> **What is required**
Exactly as they appear, output all of the entries.

━━━ Listed entries ━━━

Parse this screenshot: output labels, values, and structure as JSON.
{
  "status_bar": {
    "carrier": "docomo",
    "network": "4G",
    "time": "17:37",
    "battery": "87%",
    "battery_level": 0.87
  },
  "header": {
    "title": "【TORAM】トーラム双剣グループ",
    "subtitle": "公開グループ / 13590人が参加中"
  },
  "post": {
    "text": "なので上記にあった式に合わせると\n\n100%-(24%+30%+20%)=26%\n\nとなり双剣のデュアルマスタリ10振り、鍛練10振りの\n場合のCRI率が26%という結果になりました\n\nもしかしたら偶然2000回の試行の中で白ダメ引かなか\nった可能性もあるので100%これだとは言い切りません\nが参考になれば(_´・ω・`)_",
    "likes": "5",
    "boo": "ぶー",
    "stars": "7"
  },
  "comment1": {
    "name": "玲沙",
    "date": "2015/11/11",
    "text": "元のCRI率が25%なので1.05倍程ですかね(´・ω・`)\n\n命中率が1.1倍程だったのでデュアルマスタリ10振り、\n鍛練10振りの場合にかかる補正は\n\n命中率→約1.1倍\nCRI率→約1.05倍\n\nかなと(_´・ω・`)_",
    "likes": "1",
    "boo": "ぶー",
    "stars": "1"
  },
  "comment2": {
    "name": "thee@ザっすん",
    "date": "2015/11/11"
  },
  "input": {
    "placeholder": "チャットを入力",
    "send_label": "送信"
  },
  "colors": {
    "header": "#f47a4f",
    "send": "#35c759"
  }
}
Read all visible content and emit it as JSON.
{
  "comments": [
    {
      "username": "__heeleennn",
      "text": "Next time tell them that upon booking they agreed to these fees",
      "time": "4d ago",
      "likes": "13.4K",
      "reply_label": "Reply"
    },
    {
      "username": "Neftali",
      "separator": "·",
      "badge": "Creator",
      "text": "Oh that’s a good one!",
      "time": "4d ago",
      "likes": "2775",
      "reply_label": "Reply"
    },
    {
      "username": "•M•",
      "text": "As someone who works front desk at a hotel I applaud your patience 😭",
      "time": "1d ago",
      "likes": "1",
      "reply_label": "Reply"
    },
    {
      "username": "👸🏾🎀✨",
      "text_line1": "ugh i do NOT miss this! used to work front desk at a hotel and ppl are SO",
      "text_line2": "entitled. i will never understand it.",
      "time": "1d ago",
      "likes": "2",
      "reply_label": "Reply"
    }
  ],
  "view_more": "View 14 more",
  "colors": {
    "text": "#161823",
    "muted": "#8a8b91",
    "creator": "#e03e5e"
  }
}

━━━

> **Final answer**
Parse this screenshot: output labels, values, and structure as JSON.
{
  "status_bar": {
    "carrier": "docomo",
    "network": "4G",
    "time": "17:37",
    "battery": "87%",
    "battery_level": 0.87
  },
  "header": {
    "title": "【TORAM】トーラム双剣グループ",
    "subtitle": "公開グループ / 13590人が参加中"
  },
  "post": {
    "text": "なので上記にあった式に合わせると\n\n100%-(24%+30%+20%)=26%\n\nとなり双剣のデュアルマスタリ10振り、鍛練10振りの\n場合のCRI率が26%という結果になりました\n\nもしかしたら偶然2000回の試行の中で白ダメ引かなか\nった可能性もあるので100%これだとは言い切りません\nが参考になれば(_´・ω・`)_",
    "likes": "5",
    "boo": "ぶー",
    "stars": "7"
  },
  "comment1": {
    "name": "玲沙",
    "date": "2015/11/11",
    "text": "元のCRI率が25%なので1.05倍程ですかね(´・ω・`)\n\n命中率が1.1倍程だったのでデュアルマスタリ10振り、\n鍛練10振りの場合にかかる補正は\n\n命中率→約1.1倍\nCRI率→約1.05倍\n\nかなと(_´・ω・`)_",
    "likes": "1",
    "boo": "ぶー",
    "stars": "1"
  },
  "comment2": {
    "name": "thee@ザっすん",
    "date": "2015/11/11"
  },
  "input": {
    "placeholder": "チャットを入力",
    "send_label": "送信"
  },
  "colors": {
    "header": "#f47a4f",
    "send": "#35c759"
  }
}
Read all visible content and emit it as JSON.
{
  "comments": [
    {
      "username": "__heeleennn",
      "text": "Next time tell them that upon booking they agreed to these fees",
      "time": "4d ago",
      "likes": "13.4K",
      "reply_label": "Reply"
    },
    {
      "username": "Neftali",
      "separator": "·",
      "badge": "Creator",
      "text": "Oh that’s a good one!",
      "time": "4d ago",
      "likes": "2775",
      "reply_label": "Reply"
    },
    {
      "username": "•M•",
      "text": "As someone who works front desk at a hotel I applaud your patience 😭",
      "time": "1d ago",
      "likes": "1",
      "reply_label": "Reply"
    },
    {
      "username": "👸🏾🎀✨",
      "text_line1": "ugh i do NOT miss this! used to work front desk at a hotel and ppl are SO",
      "text_line2": "entitled. i will never understand it.",
      "time": "1d ago",
      "likes": "2",
      "reply_label": "Reply"
    }
  ],
  "view_more": "View 14 more",
  "colors": {
    "text": "#161823",
    "muted": "#8a8b91",
    "creator": "#e03e5e"
  }
}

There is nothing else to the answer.